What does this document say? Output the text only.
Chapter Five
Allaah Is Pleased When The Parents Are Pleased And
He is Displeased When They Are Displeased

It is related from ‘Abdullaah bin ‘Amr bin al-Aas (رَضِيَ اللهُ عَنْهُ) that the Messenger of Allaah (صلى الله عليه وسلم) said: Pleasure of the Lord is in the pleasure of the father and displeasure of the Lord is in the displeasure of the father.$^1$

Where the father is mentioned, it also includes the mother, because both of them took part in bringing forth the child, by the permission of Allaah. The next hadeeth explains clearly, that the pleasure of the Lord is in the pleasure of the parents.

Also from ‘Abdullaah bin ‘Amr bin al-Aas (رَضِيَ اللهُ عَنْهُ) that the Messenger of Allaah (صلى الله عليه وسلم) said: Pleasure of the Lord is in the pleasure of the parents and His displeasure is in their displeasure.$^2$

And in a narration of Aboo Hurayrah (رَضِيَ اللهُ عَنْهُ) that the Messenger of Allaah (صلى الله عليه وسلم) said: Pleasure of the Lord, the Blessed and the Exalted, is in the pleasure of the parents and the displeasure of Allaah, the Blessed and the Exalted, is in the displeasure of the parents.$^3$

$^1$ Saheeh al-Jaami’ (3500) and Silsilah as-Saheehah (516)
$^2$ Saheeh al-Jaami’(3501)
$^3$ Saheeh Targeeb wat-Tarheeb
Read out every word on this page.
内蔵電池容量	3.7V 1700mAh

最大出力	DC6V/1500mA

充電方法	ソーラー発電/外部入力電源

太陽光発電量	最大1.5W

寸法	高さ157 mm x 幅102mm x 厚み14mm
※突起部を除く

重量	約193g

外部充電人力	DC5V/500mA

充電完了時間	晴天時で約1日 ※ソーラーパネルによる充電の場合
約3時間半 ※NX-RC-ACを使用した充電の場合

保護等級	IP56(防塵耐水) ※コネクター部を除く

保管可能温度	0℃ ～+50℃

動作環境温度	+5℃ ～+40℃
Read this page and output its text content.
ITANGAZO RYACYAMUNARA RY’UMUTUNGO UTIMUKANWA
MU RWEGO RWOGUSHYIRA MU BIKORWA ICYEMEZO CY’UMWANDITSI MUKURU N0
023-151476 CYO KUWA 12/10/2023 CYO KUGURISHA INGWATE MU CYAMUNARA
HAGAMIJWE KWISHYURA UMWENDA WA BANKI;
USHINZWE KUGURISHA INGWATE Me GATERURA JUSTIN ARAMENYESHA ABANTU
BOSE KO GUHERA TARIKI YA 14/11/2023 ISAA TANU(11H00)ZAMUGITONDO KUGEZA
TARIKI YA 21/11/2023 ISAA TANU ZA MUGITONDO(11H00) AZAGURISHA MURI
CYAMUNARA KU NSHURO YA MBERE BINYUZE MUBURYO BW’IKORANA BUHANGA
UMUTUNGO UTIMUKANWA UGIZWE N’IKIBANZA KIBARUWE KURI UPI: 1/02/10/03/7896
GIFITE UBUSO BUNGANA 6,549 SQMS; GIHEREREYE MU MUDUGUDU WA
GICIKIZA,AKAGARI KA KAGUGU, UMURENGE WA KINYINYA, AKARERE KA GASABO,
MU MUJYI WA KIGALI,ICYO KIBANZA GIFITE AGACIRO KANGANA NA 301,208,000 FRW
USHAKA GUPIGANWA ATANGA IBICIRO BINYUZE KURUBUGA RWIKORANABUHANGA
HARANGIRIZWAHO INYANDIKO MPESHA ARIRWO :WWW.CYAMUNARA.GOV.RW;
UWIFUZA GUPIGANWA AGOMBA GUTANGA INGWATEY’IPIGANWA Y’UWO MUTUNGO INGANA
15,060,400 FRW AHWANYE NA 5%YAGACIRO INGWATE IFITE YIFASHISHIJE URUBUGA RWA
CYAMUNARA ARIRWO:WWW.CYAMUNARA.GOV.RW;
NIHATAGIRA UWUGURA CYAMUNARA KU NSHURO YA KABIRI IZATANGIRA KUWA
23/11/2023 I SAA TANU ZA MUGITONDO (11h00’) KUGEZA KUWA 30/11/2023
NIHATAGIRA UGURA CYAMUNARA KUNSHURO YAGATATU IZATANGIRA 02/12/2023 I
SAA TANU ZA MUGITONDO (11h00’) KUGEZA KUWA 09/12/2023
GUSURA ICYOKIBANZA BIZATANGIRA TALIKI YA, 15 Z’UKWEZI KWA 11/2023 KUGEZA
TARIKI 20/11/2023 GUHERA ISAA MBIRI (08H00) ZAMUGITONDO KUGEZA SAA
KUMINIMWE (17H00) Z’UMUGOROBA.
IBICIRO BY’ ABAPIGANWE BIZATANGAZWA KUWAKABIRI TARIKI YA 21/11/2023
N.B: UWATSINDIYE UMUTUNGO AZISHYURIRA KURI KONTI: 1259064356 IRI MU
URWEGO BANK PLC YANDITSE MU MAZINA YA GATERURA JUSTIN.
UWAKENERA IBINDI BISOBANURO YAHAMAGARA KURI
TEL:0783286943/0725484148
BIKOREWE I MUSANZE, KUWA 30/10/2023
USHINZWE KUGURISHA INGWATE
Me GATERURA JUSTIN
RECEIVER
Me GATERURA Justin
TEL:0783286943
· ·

+ + + +

▶ _GIVEN INSTRUCTION_:
Write out every entry verbatim.

▶ _EXERCISE RESULT_:
What does this document say? Output the text only.
Chapter Five
Allaah Is Pleased When The Parents Are Pleased And
He is Displeased When They Are Displeased

It is related from ‘Abdullaah bin ‘Amr bin al-Aas (رَضِيَ اللهُ عَنْهُ) that the Messenger of Allaah (صلى الله عليه وسلم) said: Pleasure of the Lord is in the pleasure of the father and displeasure of the Lord is in the displeasure of the father.$^1$

Where the father is mentioned, it also includes the mother, because both of them took part in bringing forth the child, by the permission of Allaah. The next hadeeth explains clearly, that the pleasure of the Lord is in the pleasure of the parents.

Also from ‘Abdullaah bin ‘Amr bin al-Aas (رَضِيَ اللهُ عَنْهُ) that the Messenger of Allaah (صلى الله عليه وسلم) said: Pleasure of the Lord is in the pleasure of the parents and His displeasure is in their displeasure.$^2$

And in a narration of Aboo Hurayrah (رَضِيَ اللهُ عَنْهُ) that the Messenger of Allaah (صلى الله عليه وسلم) said: Pleasure of the Lord, the Blessed and the Exalted, is in the pleasure of the parents and the displeasure of Allaah, the Blessed and the Exalted, is in the displeasure of the parents.$^3$

$^1$ Saheeh al-Jaami’ (3500) and Silsilah as-Saheehah (516)
$^2$ Saheeh al-Jaami’(3501)
$^3$ Saheeh Targeeb wat-Tarheeb
Read out every word on this page.
内蔵電池容量	3.7V 1700mAh

最大出力	DC6V/1500mA

充電方法	ソーラー発電/外部入力電源

太陽光発電量	最大1.5W

寸法	高さ157 mm x 幅102mm x 厚み14mm
※突起部を除く

重量	約193g

外部充電人力	DC5V/500mA

充電完了時間	晴天時で約1日 ※ソーラーパネルによる充電の場合
約3時間半 ※NX-RC-ACを使用した充電の場合

保護等級	IP56(防塵耐水) ※コネクター部を除く

保管可能温度	0℃ ～+50℃

動作環境温度	+5℃ ～+40℃
Read this page and output its text content.
ITANGAZO RYACYAMUNARA RY’UMUTUNGO UTIMUKANWA
MU RWEGO RWOGUSHYIRA MU BIKORWA ICYEMEZO CY’UMWANDITSI MUKURU N0
023-151476 CYO KUWA 12/10/2023 CYO KUGURISHA INGWATE MU CYAMUNARA
HAGAMIJWE KWISHYURA UMWENDA WA BANKI;
USHINZWE KUGURISHA INGWATE Me GATERURA JUSTIN ARAMENYESHA ABANTU
BOSE KO GUHERA TARIKI YA 14/11/2023 ISAA TANU(11H00)ZAMUGITONDO KUGEZA
TARIKI YA 21/11/2023 ISAA TANU ZA MUGITONDO(11H00) AZAGURISHA MURI
CYAMUNARA KU NSHURO YA MBERE BINYUZE MUBURYO BW’IKORANA BUHANGA
UMUTUNGO UTIMUKANWA UGIZWE N’IKIBANZA KIBARUWE KURI UPI: 1/02/10/03/7896
GIFITE UBUSO BUNGANA 6,549 SQMS; GIHEREREYE MU MUDUGUDU WA
GICIKIZA,AKAGARI KA KAGUGU, UMURENGE WA KINYINYA, AKARERE KA GASABO,
MU MUJYI WA KIGALI,ICYO KIBANZA GIFITE AGACIRO KANGANA NA 301,208,000 FRW
USHAKA GUPIGANWA ATANGA IBICIRO BINYUZE KURUBUGA RWIKORANABUHANGA
HARANGIRIZWAHO INYANDIKO MPESHA ARIRWO :WWW.CYAMUNARA.GOV.RW;
UWIFUZA GUPIGANWA AGOMBA GUTANGA INGWATEY’IPIGANWA Y’UWO MUTUNGO INGANA
15,060,400 FRW AHWANYE NA 5%YAGACIRO INGWATE IFITE YIFASHISHIJE URUBUGA RWA
CYAMUNARA ARIRWO:WWW.CYAMUNARA.GOV.RW;
NIHATAGIRA UWUGURA CYAMUNARA KU NSHURO YA KABIRI IZATANGIRA KUWA
23/11/2023 I SAA TANU ZA MUGITONDO (11h00’) KUGEZA KUWA 30/11/2023
NIHATAGIRA UGURA CYAMUNARA KUNSHURO YAGATATU IZATANGIRA 02/12/2023 I
SAA TANU ZA MUGITONDO (11h00’) KUGEZA KUWA 09/12/2023
GUSURA ICYOKIBANZA BIZATANGIRA TALIKI YA, 15 Z’UKWEZI KWA 11/2023 KUGEZA
TARIKI 20/11/2023 GUHERA ISAA MBIRI (08H00) ZAMUGITONDO KUGEZA SAA
KUMINIMWE (17H00) Z’UMUGOROBA.
IBICIRO BY’ ABAPIGANWE BIZATANGAZWA KUWAKABIRI TARIKI YA 21/11/2023
N.B: UWATSINDIYE UMUTUNGO AZISHYURIRA KURI KONTI: 1259064356 IRI MU
URWEGO BANK PLC YANDITSE MU MAZINA YA GATERURA JUSTIN.
UWAKENERA IBINDI BISOBANURO YAHAMAGARA KURI
TEL:0783286943/0725484148
BIKOREWE I MUSANZE, KUWA 30/10/2023
USHINZWE KUGURISHA INGWATE
Me GATERURA JUSTIN
RECEIVER
Me GATERURA Justin
TEL:0783286943
· ·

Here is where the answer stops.